Suivant l’exemple des chauffeurs Uber, des livreurs Deliveroo britanniques ont intenté une action en requalification de leurs contrats en novembre 2016. « Nous voulons être reconnus comme des salariés à part entière, avoir droit à un revenu minimum. Hier, en six heures, je n’ai fait que six livraisons. J’ai gagné 3,75 livres (4,40 euros) de l’heure seulement », explique Billy à l’AFP. Une rémunération bien en deçà du salaire horaire minimum en vigueur au Royaume-Uni pour les 18-20 ans, fixé à 5,55 livres (6,50 euros). Le résultat de cette procédure n’est pas encore connu.

• Aux Etats-Unis, Uber est également sous pression et a accepté de payer jusqu’à 100 millions de dollars pour clore deux recours collectifs, en Californie et dans le Massachusetts, qui menacent de changer le statut de ses chauffeurs. Le « California Labour Commissionner » avait reconnu le statut d’employée à une chauffeure Uber en juin 2015, condamnant Uber à lui rembourser tous ses frais et à lui payer des heures supplémentaires. Uber a fait appel et l’affaire est en cours. Cependant, le tribunal qui devait valider l’accord sur ces 100 millions de dollars ne l’a pas fait, car il l’a estimé insuffisant au regard de ce que l’Etat de Californie pourrait recouvrir comme amendes en cas de condamnation. Le but de cette class action, dont des milliers de chauffeurs font désormais partie, est de faire reconnaître le statut d’employé par une cour fédérale. La procédure juridique est en cours, à suivre donc…

• En France, les victoires de travailleurs ubérisés sur le terrain juridique restent pour l’instant très incertaines et surtout très rares. En janvier 2017, un chauffeur VTC auto-entrepreneur avait réussi à se faire requalifier en salarié de l’entreprise Le Cab. Le Conseil des prud’hommes de Paris avait estimé que les sujétions imposées au chauffeur, couplées à l’absence de toute possibilité concrète de développer une clientèle extérieure à cette plateforme, devaient conduire à reconnaître le salariat. Les juges avaient relevé que « le chauffeur est interdit de maraude et de recourir à une société concurrente, si bien qu’il ne dispose pas de la possibilité de trouver une clientèle ».

########

Consigne 1:
D'après le texte sur les travailleurs ubérisés, jusqu'à quelle somme Uber a-t-il accepté de payer pour clore deux recours collectifs aux États-Unis ?
Consigne 2:
Prolongez le texte sur les travailleurs ubérisés en partant de sa dernière phrase.
Les enregistrements n'ont aucun rôle ici.

Données:
########

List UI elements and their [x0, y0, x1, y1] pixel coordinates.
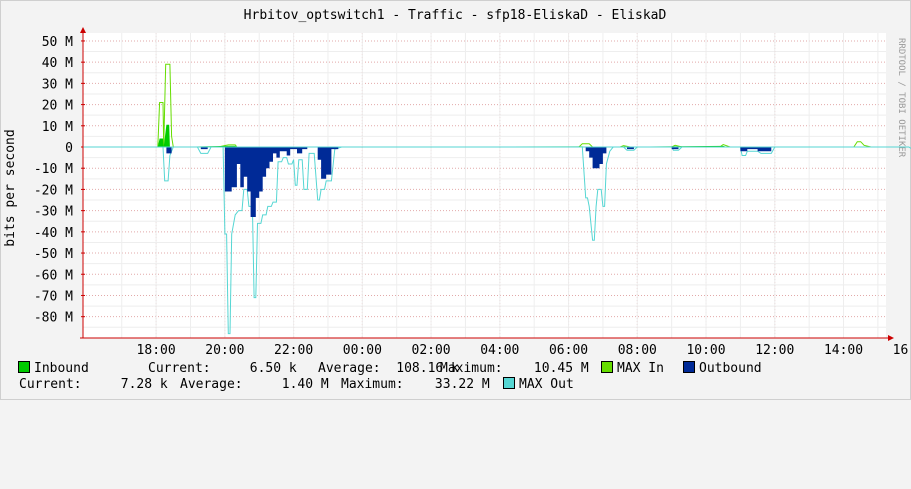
y-tick-label: -80 M	[34, 311, 73, 326]
y-tick-label: -20 M	[34, 183, 73, 198]
x-tick-label: 08:00	[618, 343, 657, 358]
y-tick-label: -70 M	[34, 289, 73, 304]
inbound-maximum: Maximum: 10.45 M	[440, 361, 589, 376]
x-tick-label: 20:00	[205, 343, 244, 358]
y-tick-label: 30 M	[42, 77, 73, 92]
legend-inbound: Inbound	[18, 361, 89, 377]
outbound-current: Current: 7.28 k	[19, 377, 168, 392]
max-in-swatch	[601, 361, 613, 373]
axes	[80, 27, 894, 341]
y-tick-label: -10 M	[34, 162, 73, 177]
max-out-swatch	[503, 377, 515, 389]
x-tick-label: 06:00	[549, 343, 588, 358]
max-in-label: MAX In	[617, 361, 664, 376]
rrdtool-watermark: RRDTOOL / TOBI OETIKER	[896, 38, 906, 158]
legend-row-1: Inbound Current: 6.50 k Average: 108.16 …	[0, 361, 911, 489]
legend-max-in: MAX In	[601, 361, 664, 377]
legend-row-2: Current: 7.28 k Average: 1.40 M Maximum:…	[0, 377, 911, 473]
inbound-current: Current: 6.50 k	[148, 361, 297, 376]
inbound-swatch	[18, 361, 30, 373]
x-tick-label: 22:00	[274, 343, 313, 358]
y-tick-label: -50 M	[34, 247, 73, 262]
y-axis-arrow	[80, 27, 86, 33]
max-out-label: MAX Out	[519, 377, 574, 392]
y-tick-label: 0	[65, 141, 73, 156]
x-axis-arrow	[888, 335, 894, 341]
outbound-maximum: Maximum: 33.22 M	[341, 377, 490, 392]
plot-area	[83, 33, 886, 338]
y-axis-label: bits per second	[3, 129, 18, 246]
x-tick-label: 14:00	[824, 343, 863, 358]
legend-outbound: Outbound	[683, 361, 762, 377]
inbound-average: Average: 108.16 k	[318, 361, 459, 376]
outbound-label: Outbound	[699, 361, 762, 376]
y-tick-label: 40 M	[42, 56, 73, 71]
inbound-label: Inbound	[34, 361, 89, 376]
x-tick-label: 12:00	[755, 343, 794, 358]
y-tick-label: 50 M	[42, 35, 73, 50]
chart-title: Hrbitov_optswitch1 - Traffic - sfp18-Eli…	[244, 8, 667, 23]
y-tick-label: -40 M	[34, 226, 73, 241]
outbound-average: Average: 1.40 M	[180, 377, 329, 392]
series-layer	[83, 63, 911, 335]
series-outbound	[166, 147, 911, 217]
y-tick-label: 10 M	[42, 120, 73, 135]
y-tick-label: -60 M	[34, 268, 73, 283]
legend-max-out: MAX Out	[503, 377, 574, 393]
x-tick-label: 00:00	[343, 343, 382, 358]
outbound-swatch	[683, 361, 695, 373]
x-tick-label: 16:00	[893, 343, 911, 358]
x-tick-label: 10:00	[686, 343, 725, 358]
tick-labels: 50 M 40 M 30 M 20 M 10 M 0 -10 M -20 M -30 M -40 …	[34, 35, 911, 358]
y-tick-label: -30 M	[34, 205, 73, 220]
chart-canvas: Hrbitov_optswitch1 - Traffic - sfp18-Eli…	[0, 0, 911, 400]
y-tick-label: 20 M	[42, 99, 73, 114]
x-tick-label: 02:00	[412, 343, 451, 358]
x-tick-label: 18:00	[137, 343, 176, 358]
x-tick-label: 04:00	[480, 343, 519, 358]
rrd-graph: Hrbitov_optswitch1 - Traffic - sfp18-Eli…	[0, 0, 911, 400]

########

Corrigé 1:
Jusqu'à 100 millions de dollars.

Corrigé 2:
En conséquence de ce jugement, la société a été obligée de payer des rappels de salaire importants (application des minima salariaux, paiement de centaines d’heures supplémentaires, indemnités pour travail le dimanche, pour l’entretien du costume, etc.) ainsi qu’une lourde indemnité pour travail dissimulé. Cette solution ne doit cependant pas faire l’objet d’une « surinterprétation » car en matière de requalification, les juges apprécient au cas par cas chaque situation. Le travailleur doit démontrer qu’existait par rapport à son donneur d’ordre un « lien de subordination juridique permanente ». De nombreuses preuves doivent être réunies pour démontrer que le donneur d’ordre exerce sur le salarié un pouvoir de direction, de contrôle et de sanction. De plus, les tribunaux exigent que soit également constituée une situation de dépendance économique du travailleur, par exemple le fait d’avoir pour seul client une unique plateforme. Juridiquement, les plateformes se protègent de mieux en mieux du risque de requalification en ôtant de leurs contrats commerciaux passés avec les travailleurs les clauses d’exclusivité – qui interdisaient par exemple aux coursiers à vélo de travailler en même temps pour plusieurs plateformes.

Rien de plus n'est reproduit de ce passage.